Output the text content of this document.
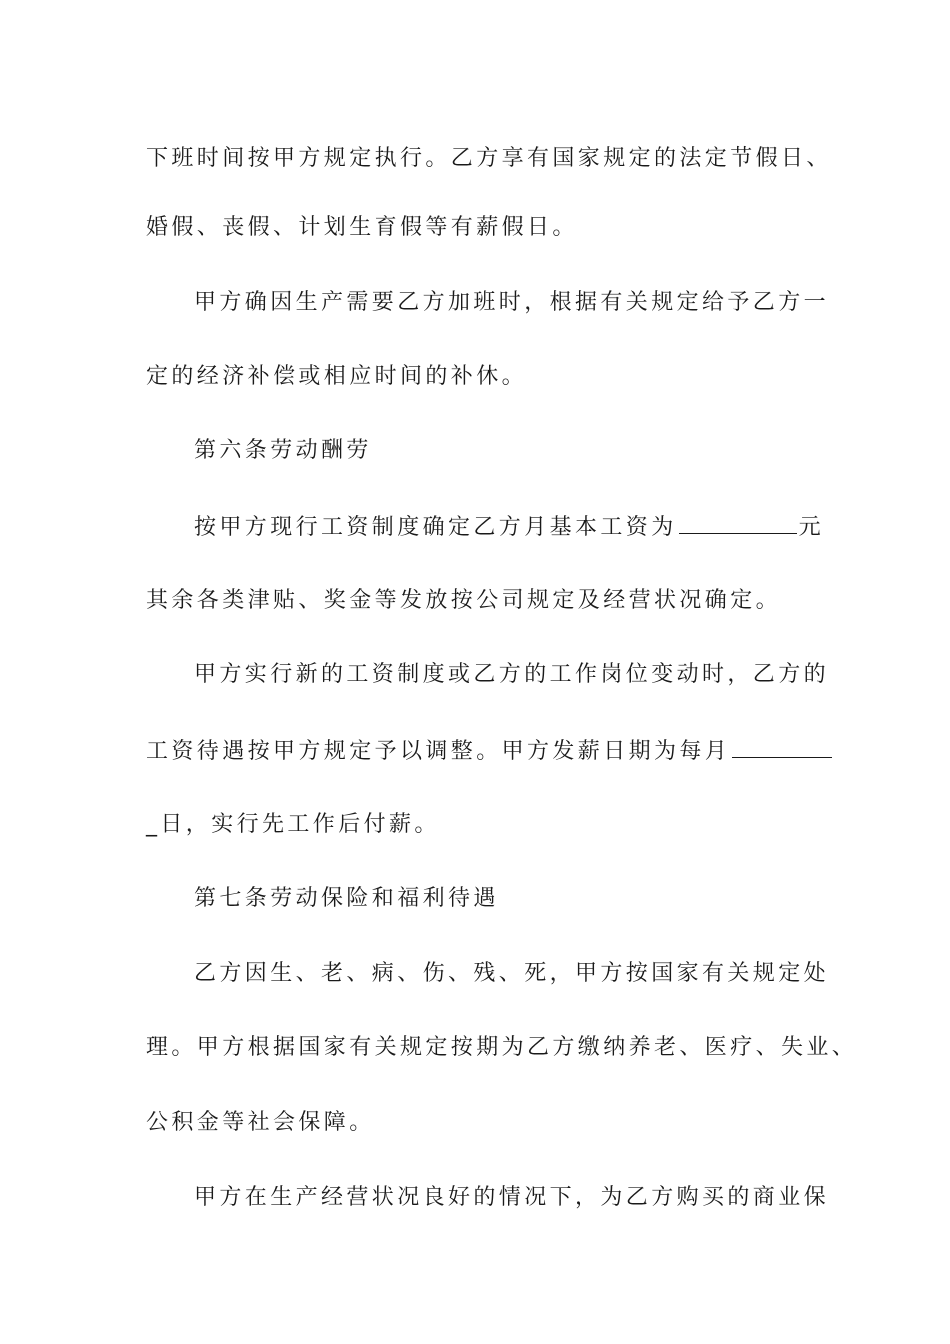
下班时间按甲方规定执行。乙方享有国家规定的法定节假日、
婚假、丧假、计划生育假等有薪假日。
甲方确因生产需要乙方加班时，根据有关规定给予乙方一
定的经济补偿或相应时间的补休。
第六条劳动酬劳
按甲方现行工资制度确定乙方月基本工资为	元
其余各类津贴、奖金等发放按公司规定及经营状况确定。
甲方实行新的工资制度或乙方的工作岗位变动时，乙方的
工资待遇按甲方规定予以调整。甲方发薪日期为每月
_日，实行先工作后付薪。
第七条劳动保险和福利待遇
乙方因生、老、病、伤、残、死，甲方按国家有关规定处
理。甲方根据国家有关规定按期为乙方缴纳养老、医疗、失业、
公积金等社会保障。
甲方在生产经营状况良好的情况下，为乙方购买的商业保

* * *

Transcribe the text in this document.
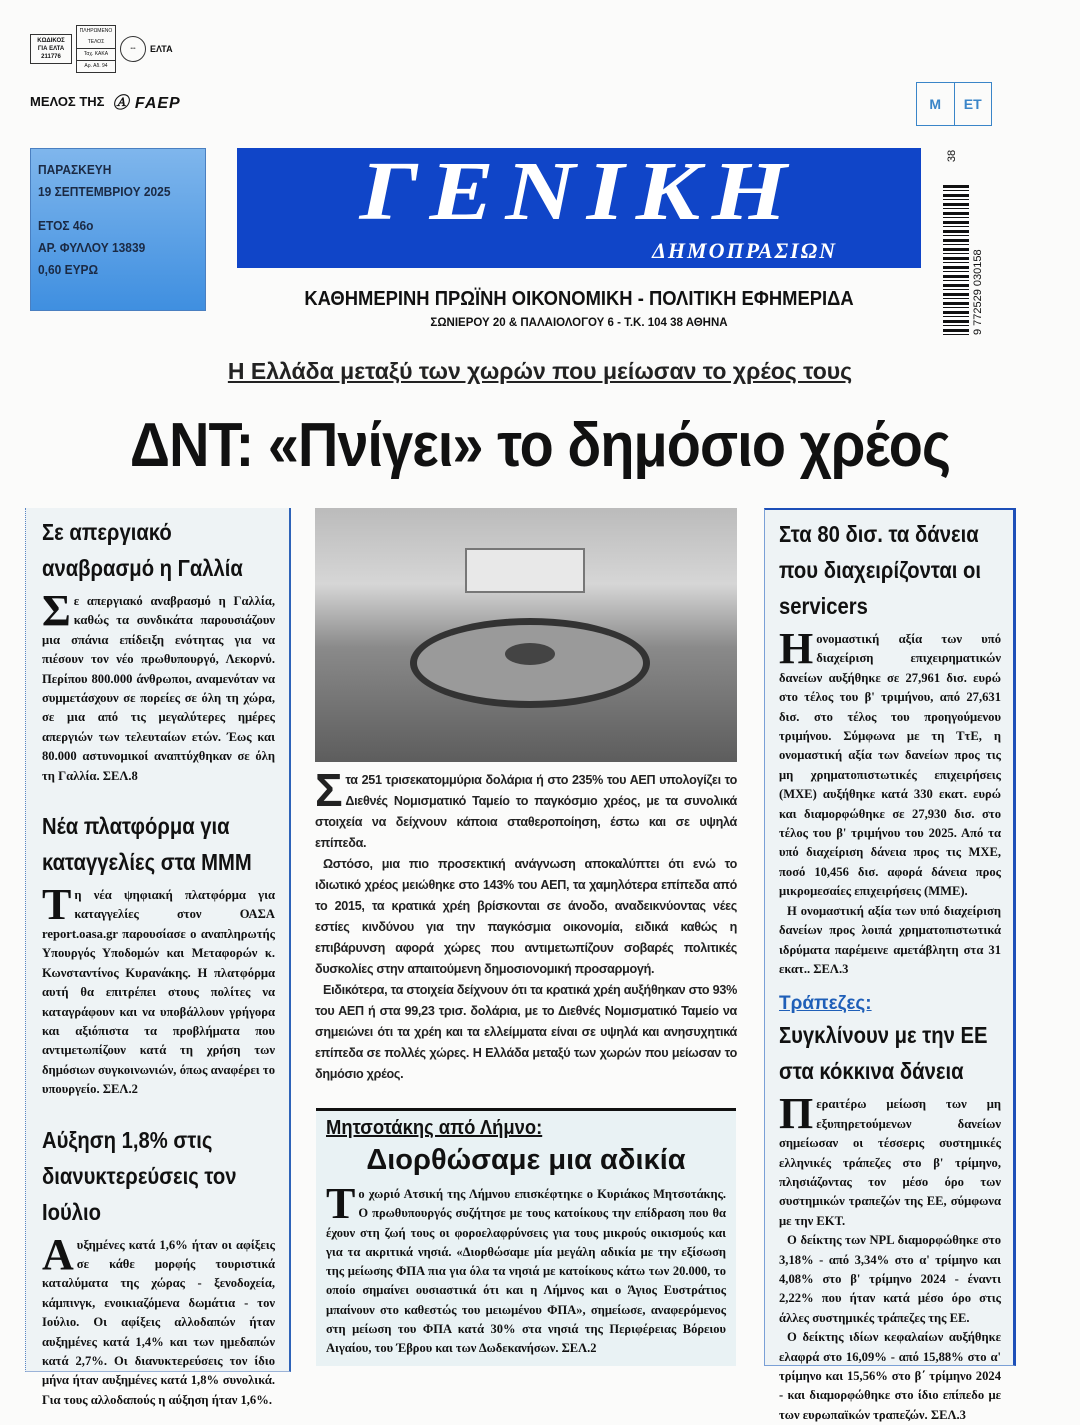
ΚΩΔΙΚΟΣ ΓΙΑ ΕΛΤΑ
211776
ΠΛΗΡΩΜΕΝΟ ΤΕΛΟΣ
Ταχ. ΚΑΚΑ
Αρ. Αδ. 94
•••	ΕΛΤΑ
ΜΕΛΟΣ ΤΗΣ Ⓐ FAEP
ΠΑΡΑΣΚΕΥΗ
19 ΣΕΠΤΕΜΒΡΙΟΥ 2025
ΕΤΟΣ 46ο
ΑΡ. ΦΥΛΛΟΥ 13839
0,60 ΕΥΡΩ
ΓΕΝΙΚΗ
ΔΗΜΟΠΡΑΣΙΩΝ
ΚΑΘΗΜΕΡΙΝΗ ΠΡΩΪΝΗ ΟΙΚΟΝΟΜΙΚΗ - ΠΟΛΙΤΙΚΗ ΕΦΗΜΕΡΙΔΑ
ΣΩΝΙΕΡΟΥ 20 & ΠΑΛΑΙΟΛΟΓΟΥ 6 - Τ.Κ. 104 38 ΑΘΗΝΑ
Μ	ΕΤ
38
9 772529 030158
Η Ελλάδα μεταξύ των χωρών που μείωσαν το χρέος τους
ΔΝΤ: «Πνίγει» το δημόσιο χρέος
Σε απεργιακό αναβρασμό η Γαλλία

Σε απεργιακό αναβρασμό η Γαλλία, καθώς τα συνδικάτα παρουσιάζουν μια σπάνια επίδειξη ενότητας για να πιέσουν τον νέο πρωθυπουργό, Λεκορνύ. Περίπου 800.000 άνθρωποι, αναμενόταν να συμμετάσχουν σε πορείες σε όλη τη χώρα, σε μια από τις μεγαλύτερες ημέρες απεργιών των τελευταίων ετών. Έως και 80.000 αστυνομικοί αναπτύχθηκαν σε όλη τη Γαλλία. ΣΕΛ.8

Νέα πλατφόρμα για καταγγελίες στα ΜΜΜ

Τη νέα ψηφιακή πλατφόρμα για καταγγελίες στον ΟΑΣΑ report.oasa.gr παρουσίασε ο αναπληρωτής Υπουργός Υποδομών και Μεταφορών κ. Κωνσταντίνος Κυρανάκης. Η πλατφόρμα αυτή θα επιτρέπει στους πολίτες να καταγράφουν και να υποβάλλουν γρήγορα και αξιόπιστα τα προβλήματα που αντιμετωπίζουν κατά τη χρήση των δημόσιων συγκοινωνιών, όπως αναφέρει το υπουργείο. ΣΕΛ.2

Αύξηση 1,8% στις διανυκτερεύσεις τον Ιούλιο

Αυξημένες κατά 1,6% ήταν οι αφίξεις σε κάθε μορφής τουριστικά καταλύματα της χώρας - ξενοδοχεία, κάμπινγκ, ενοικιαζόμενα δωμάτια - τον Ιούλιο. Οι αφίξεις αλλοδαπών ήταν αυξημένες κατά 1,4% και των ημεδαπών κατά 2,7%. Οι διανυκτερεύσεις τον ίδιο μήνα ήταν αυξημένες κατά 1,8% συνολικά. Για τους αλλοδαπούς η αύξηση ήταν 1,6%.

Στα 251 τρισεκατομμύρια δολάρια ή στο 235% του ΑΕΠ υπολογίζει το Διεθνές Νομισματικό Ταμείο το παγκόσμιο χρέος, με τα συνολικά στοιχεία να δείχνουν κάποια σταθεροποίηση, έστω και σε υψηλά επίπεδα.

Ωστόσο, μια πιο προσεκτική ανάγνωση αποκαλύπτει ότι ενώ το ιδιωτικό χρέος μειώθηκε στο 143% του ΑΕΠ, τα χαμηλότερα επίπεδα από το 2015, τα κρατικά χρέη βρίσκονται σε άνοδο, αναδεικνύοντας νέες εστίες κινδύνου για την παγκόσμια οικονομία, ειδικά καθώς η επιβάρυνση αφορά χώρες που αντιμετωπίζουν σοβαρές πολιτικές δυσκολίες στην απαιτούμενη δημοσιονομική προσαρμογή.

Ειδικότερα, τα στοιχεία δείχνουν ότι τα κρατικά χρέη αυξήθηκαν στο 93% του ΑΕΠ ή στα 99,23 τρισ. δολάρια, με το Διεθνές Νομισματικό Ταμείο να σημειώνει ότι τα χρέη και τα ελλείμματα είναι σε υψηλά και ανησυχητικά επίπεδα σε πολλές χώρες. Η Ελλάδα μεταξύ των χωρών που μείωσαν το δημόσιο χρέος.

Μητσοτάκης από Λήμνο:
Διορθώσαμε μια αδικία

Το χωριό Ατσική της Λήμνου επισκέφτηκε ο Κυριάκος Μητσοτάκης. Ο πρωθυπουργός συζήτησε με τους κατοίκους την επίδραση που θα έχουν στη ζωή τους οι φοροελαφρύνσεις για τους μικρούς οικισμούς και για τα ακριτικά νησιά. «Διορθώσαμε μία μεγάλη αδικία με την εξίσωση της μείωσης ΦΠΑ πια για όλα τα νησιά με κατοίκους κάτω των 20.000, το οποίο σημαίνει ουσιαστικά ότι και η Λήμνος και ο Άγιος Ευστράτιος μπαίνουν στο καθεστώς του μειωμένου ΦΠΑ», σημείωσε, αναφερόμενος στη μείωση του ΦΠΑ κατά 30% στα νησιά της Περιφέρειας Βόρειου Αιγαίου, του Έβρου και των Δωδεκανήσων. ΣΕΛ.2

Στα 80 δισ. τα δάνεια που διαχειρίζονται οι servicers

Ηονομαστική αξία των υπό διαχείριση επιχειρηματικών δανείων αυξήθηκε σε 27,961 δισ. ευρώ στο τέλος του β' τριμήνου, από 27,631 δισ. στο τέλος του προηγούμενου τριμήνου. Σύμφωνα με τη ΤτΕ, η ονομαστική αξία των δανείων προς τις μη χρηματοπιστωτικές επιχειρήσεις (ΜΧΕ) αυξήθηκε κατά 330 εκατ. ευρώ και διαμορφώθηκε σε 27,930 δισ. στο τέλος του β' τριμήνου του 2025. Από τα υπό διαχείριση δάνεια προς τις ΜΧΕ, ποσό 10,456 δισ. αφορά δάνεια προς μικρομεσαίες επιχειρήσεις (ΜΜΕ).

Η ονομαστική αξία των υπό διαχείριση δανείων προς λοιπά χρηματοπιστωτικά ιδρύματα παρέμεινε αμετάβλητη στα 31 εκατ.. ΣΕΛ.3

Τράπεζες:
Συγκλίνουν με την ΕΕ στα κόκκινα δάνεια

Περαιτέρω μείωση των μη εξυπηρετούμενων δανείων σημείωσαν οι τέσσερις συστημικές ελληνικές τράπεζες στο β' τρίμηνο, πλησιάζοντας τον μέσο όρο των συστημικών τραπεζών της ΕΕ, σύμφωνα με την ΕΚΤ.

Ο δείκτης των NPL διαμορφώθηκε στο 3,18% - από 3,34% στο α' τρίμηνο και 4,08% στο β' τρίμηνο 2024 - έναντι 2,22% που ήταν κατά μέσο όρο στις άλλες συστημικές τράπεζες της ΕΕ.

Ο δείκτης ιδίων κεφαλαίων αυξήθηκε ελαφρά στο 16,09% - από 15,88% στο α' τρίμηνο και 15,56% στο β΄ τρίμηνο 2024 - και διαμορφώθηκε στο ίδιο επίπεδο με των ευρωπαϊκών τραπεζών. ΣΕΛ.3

- [What you have to do]: Copy every line above that includes the string "δάνεια".

- [The reply]:
Στα 80 δισ. τα δάνεια που διαχειρίζονται οι servicers
Ηονομαστική αξία των υπό διαχείριση επιχειρηματικών δανείων αυξήθηκε σε 27,961 δισ. ευρώ στο τέλος του β' τριμήνου, από 27,631 δισ. στο τέλος του προηγούμενου τριμήνου. Σύμφωνα με τη ΤτΕ, η ονομαστική αξία των δανείων προς τις μη χρηματοπιστωτικές επιχειρήσεις (ΜΧΕ) αυξήθηκε κατά 330 εκατ. ευρώ και διαμορφώθηκε σε 27,930 δισ. στο τέλος του β' τριμήνου του 2025. Από τα υπό διαχείριση δάνεια προς τις ΜΧΕ, ποσό 10,456 δισ. αφορά δάνεια προς μικρομεσαίες επιχειρήσεις (ΜΜΕ).
Συγκλίνουν με την ΕΕ στα κόκκινα δάνεια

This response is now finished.